#### Aim:
Copy every record below exactly as written, but leave out the pictures.

Records contained in a dataset
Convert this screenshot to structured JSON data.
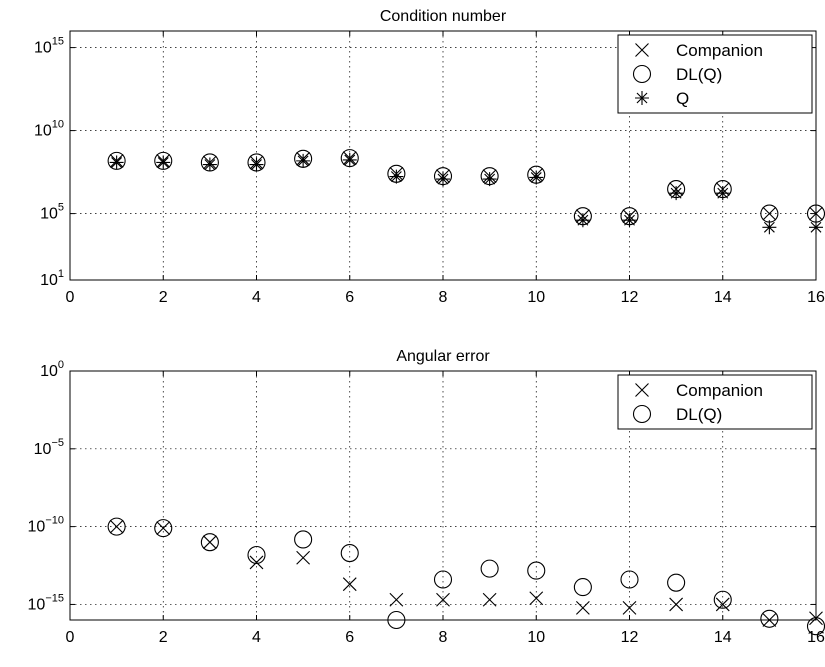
{
  "chart_data": [
    {
      "type": "scatter",
      "title": "Condition number",
      "xlabel": "",
      "ylabel": "",
      "yscale": "log",
      "xlim": [
        0,
        16
      ],
      "ylim": [
        10.0,
        1e+16
      ],
      "xticks": [
        0,
        2,
        4,
        6,
        8,
        10,
        12,
        14,
        16
      ],
      "xtick_labels": [
        "0",
        "2",
        "4",
        "6",
        "8",
        "10",
        "12",
        "14",
        "16"
      ],
      "yticks": [
        {
          "value": 10.0,
          "base": "10",
          "exp": "1"
        },
        {
          "value": 100000.0,
          "base": "10",
          "exp": "5"
        },
        {
          "value": 10000000000.0,
          "base": "10",
          "exp": "10"
        },
        {
          "value": 1000000000000000.0,
          "base": "10",
          "exp": "15"
        }
      ],
      "grid": true,
      "legend_position": "top-right",
      "series": [
        {
          "name": "Companion",
          "marker": "x",
          "x": [
            1,
            2,
            3,
            4,
            5,
            6,
            7,
            8,
            9,
            10,
            11,
            12,
            13,
            14,
            15,
            16
          ],
          "y": [
            150000000.0,
            150000000.0,
            120000000.0,
            120000000.0,
            200000000.0,
            220000000.0,
            25000000.0,
            18000000.0,
            18000000.0,
            22000000.0,
            70000.0,
            70000.0,
            3000000.0,
            3000000.0,
            100000.0,
            100000.0
          ]
        },
        {
          "name": "DL(Q)",
          "marker": "o",
          "x": [
            1,
            2,
            3,
            4,
            5,
            6,
            7,
            8,
            9,
            10,
            11,
            12,
            13,
            14,
            15,
            16
          ],
          "y": [
            150000000.0,
            150000000.0,
            120000000.0,
            120000000.0,
            200000000.0,
            220000000.0,
            25000000.0,
            18000000.0,
            18000000.0,
            22000000.0,
            70000.0,
            70000.0,
            3000000.0,
            3000000.0,
            100000.0,
            100000.0
          ]
        },
        {
          "name": "Q",
          "marker": "*",
          "x": [
            1,
            2,
            3,
            4,
            5,
            6,
            7,
            8,
            9,
            10,
            11,
            12,
            13,
            14,
            15,
            16
          ],
          "y": [
            120000000.0,
            120000000.0,
            90000000.0,
            90000000.0,
            150000000.0,
            170000000.0,
            17000000.0,
            12000000.0,
            12000000.0,
            15000000.0,
            40000.0,
            40000.0,
            1700000.0,
            1700000.0,
            15000.0,
            15000.0
          ]
        }
      ]
    },
    {
      "type": "scatter",
      "title": "Angular error",
      "xlabel": "",
      "ylabel": "",
      "yscale": "log",
      "xlim": [
        0,
        16
      ],
      "ylim": [
        1e-16,
        1.0
      ],
      "xticks": [
        0,
        2,
        4,
        6,
        8,
        10,
        12,
        14,
        16
      ],
      "xtick_labels": [
        "0",
        "2",
        "4",
        "6",
        "8",
        "10",
        "12",
        "14",
        "16"
      ],
      "yticks": [
        {
          "value": 1e-15,
          "base": "10",
          "exp": "−15"
        },
        {
          "value": 1e-10,
          "base": "10",
          "exp": "−10"
        },
        {
          "value": 1e-05,
          "base": "10",
          "exp": "−5"
        },
        {
          "value": 1.0,
          "base": "10",
          "exp": "0"
        }
      ],
      "grid": true,
      "legend_position": "top-right",
      "series": [
        {
          "name": "Companion",
          "marker": "x",
          "x": [
            1,
            2,
            3,
            4,
            5,
            6,
            7,
            8,
            9,
            10,
            11,
            12,
            13,
            14,
            15,
            16
          ],
          "y": [
            1e-10,
            8e-11,
            1e-11,
            5e-13,
            1e-12,
            2e-14,
            2e-15,
            2e-15,
            2e-15,
            2.5e-15,
            6e-16,
            6e-16,
            1e-15,
            1e-15,
            1e-16,
            1.3e-16
          ]
        },
        {
          "name": "DL(Q)",
          "marker": "o",
          "x": [
            1,
            2,
            3,
            4,
            5,
            6,
            7,
            8,
            9,
            10,
            11,
            12,
            13,
            14,
            15,
            16
          ],
          "y": [
            1e-10,
            8e-11,
            1e-11,
            1.5e-12,
            1.5e-11,
            2e-12,
            1e-16,
            4e-14,
            2e-13,
            1.5e-13,
            1.3e-14,
            4e-14,
            2.5e-14,
            2e-15,
            1.2e-16,
            4e-17
          ]
        }
      ]
    }
  ]
}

#### Correct output:
Convert this screenshot to structured JSON data.
{
  "chart_data": [
    {
      "type": "scatter",
      "title": "Condition number",
      "xlabel": "",
      "ylabel": "",
      "yscale": "log",
      "xlim": [
        0,
        16
      ],
      "ylim": [
        10.0,
        1e+16
      ],
      "xticks": [
        0,
        2,
        4,
        6,
        8,
        10,
        12,
        14,
        16
      ],
      "xtick_labels": [
        "0",
        "2",
        "4",
        "6",
        "8",
        "10",
        "12",
        "14",
        "16"
      ],
      "yticks": [
        {
          "value": 10.0,
          "base": "10",
          "exp": "1"
        },
        {
          "value": 100000.0,
          "base": "10",
          "exp": "5"
        },
        {
          "value": 10000000000.0,
          "base": "10",
          "exp": "10"
        },
        {
          "value": 1000000000000000.0,
          "base": "10",
          "exp": "15"
        }
      ],
      "grid": true,
      "legend_position": "top-right",
      "series": [
        {
          "name": "Companion",
          "marker": "x",
          "x": [
            1,
            2,
            3,
            4,
            5,
            6,
            7,
            8,
            9,
            10,
            11,
            12,
            13,
            14,
            15,
            16
          ],
          "y": [
            150000000.0,
            150000000.0,
            120000000.0,
            120000000.0,
            200000000.0,
            220000000.0,
            25000000.0,
            18000000.0,
            18000000.0,
            22000000.0,
            70000.0,
            70000.0,
            3000000.0,
            3000000.0,
            100000.0,
            100000.0
          ]
        },
        {
          "name": "DL(Q)",
          "marker": "o",
          "x": [
            1,
            2,
            3,
            4,
            5,
            6,
            7,
            8,
            9,
            10,
            11,
            12,
            13,
            14,
            15,
            16
          ],
          "y": [
            150000000.0,
            150000000.0,
            120000000.0,
            120000000.0,
            200000000.0,
            220000000.0,
            25000000.0,
            18000000.0,
            18000000.0,
            22000000.0,
            70000.0,
            70000.0,
            3000000.0,
            3000000.0,
            100000.0,
            100000.0
          ]
        },
        {
          "name": "Q",
          "marker": "*",
          "x": [
            1,
            2,
            3,
            4,
            5,
            6,
            7,
            8,
            9,
            10,
            11,
            12,
            13,
            14,
            15,
            16
          ],
          "y": [
            120000000.0,
            120000000.0,
            90000000.0,
            90000000.0,
            150000000.0,
            170000000.0,
            17000000.0,
            12000000.0,
            12000000.0,
            15000000.0,
            40000.0,
            40000.0,
            1700000.0,
            1700000.0,
            15000.0,
            15000.0
          ]
        }
      ]
    },
    {
      "type": "scatter",
      "title": "Angular error",
      "xlabel": "",
      "ylabel": "",
      "yscale": "log",
      "xlim": [
        0,
        16
      ],
      "ylim": [
        1e-16,
        1.0
      ],
      "xticks": [
        0,
        2,
        4,
        6,
        8,
        10,
        12,
        14,
        16
      ],
      "xtick_labels": [
        "0",
        "2",
        "4",
        "6",
        "8",
        "10",
        "12",
        "14",
        "16"
      ],
      "yticks": [
        {
          "value": 1e-15,
          "base": "10",
          "exp": "−15"
        },
        {
          "value": 1e-10,
          "base": "10",
          "exp": "−10"
        },
        {
          "value": 1e-05,
          "base": "10",
          "exp": "−5"
        },
        {
          "value": 1.0,
          "base": "10",
          "exp": "0"
        }
      ],
      "grid": true,
      "legend_position": "top-right",
      "series": [
        {
          "name": "Companion",
          "marker": "x",
          "x": [
            1,
            2,
            3,
            4,
            5,
            6,
            7,
            8,
            9,
            10,
            11,
            12,
            13,
            14,
            15,
            16
          ],
          "y": [
            1e-10,
            8e-11,
            1e-11,
            5e-13,
            1e-12,
            2e-14,
            2e-15,
            2e-15,
            2e-15,
            2.5e-15,
            6e-16,
            6e-16,
            1e-15,
            1e-15,
            1e-16,
            1.3e-16
          ]
        },
        {
          "name": "DL(Q)",
          "marker": "o",
          "x": [
            1,
            2,
            3,
            4,
            5,
            6,
            7,
            8,
            9,
            10,
            11,
            12,
            13,
            14,
            15,
            16
          ],
          "y": [
            1e-10,
            8e-11,
            1e-11,
            1.5e-12,
            1.5e-11,
            2e-12,
            1e-16,
            4e-14,
            2e-13,
            1.5e-13,
            1.3e-14,
            4e-14,
            2.5e-14,
            2e-15,
            1.2e-16,
            4e-17
          ]
        }
      ]
    }
  ]
}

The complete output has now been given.